» **Exercise instructions**: Reproduce the listing exactly, with no pictures in your copy.

» **Provided data**:
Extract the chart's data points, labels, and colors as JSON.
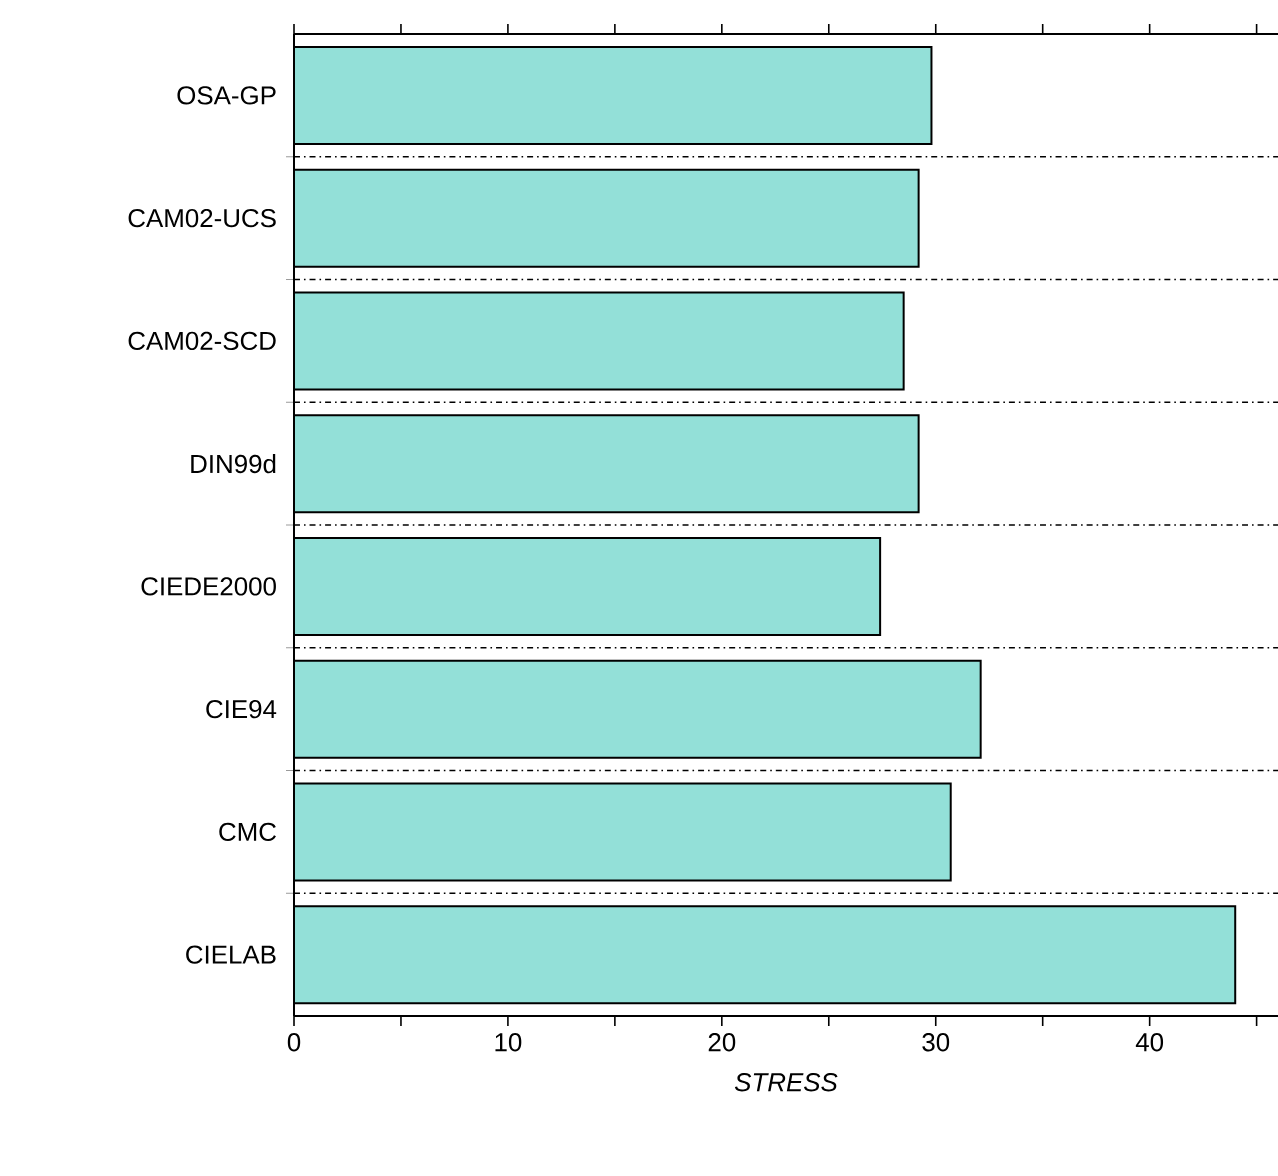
{
  "chart_data": {
    "type": "bar",
    "orientation": "horizontal",
    "xlabel": "STRESS",
    "categories": [
      "OSA-GP",
      "CAM02-UCS",
      "CAM02-SCD",
      "DIN99d",
      "CIEDE2000",
      "CIE94",
      "CMC",
      "CIELAB"
    ],
    "values": [
      29.8,
      29.2,
      28.5,
      29.2,
      27.4,
      32.1,
      30.7,
      44.0
    ],
    "color": "#93e0d8",
    "xlim": [
      0,
      46
    ],
    "xticks": [
      0,
      {
        "value": 5,
        "label": null
      },
      10,
      {
        "value": 15,
        "label": null
      },
      20,
      {
        "value": 25,
        "label": null
      },
      30,
      {
        "value": 35,
        "label": null
      },
      40,
      {
        "value": 45,
        "label": null
      }
    ],
    "grid": "y",
    "line_style": "dashdot"
  }
}
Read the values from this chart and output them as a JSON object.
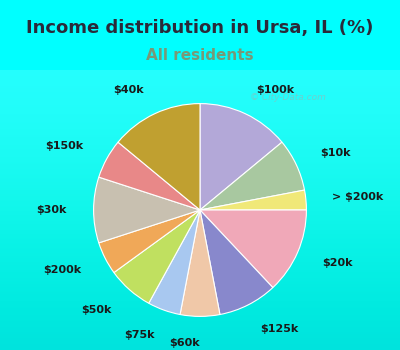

» **Reply to the task**:
Extract the chart's data points, labels, and colors as JSON.
{
  "chart_data": {
    "type": "bar",
    "orientation": "horizontal",
    "xlabel": "STRESS",
    "categories": [
      "OSA-GP",
      "CAM02-UCS",
      "CAM02-SCD",
      "DIN99d",
      "CIEDE2000",
      "CIE94",
      "CMC",
      "CIELAB"
    ],
    "values": [
      29.8,
      29.2,
      28.5,
      29.2,
      27.4,
      32.1,
      30.7,
      44.0
    ],
    "color": "#93e0d8",
    "xlim": [
      0,
      46
    ],
    "xticks": [
      0,
      {
        "value": 5,
        "label": null
      },
      10,
      {
        "value": 15,
        "label": null
      },
      20,
      {
        "value": 25,
        "label": null
      },
      30,
      {
        "value": 35,
        "label": null
      },
      40,
      {
        "value": 45,
        "label": null
      }
    ],
    "grid": "y",
    "line_style": "dashdot"
  }
}
Read the values from this chart and output them as a JSON object.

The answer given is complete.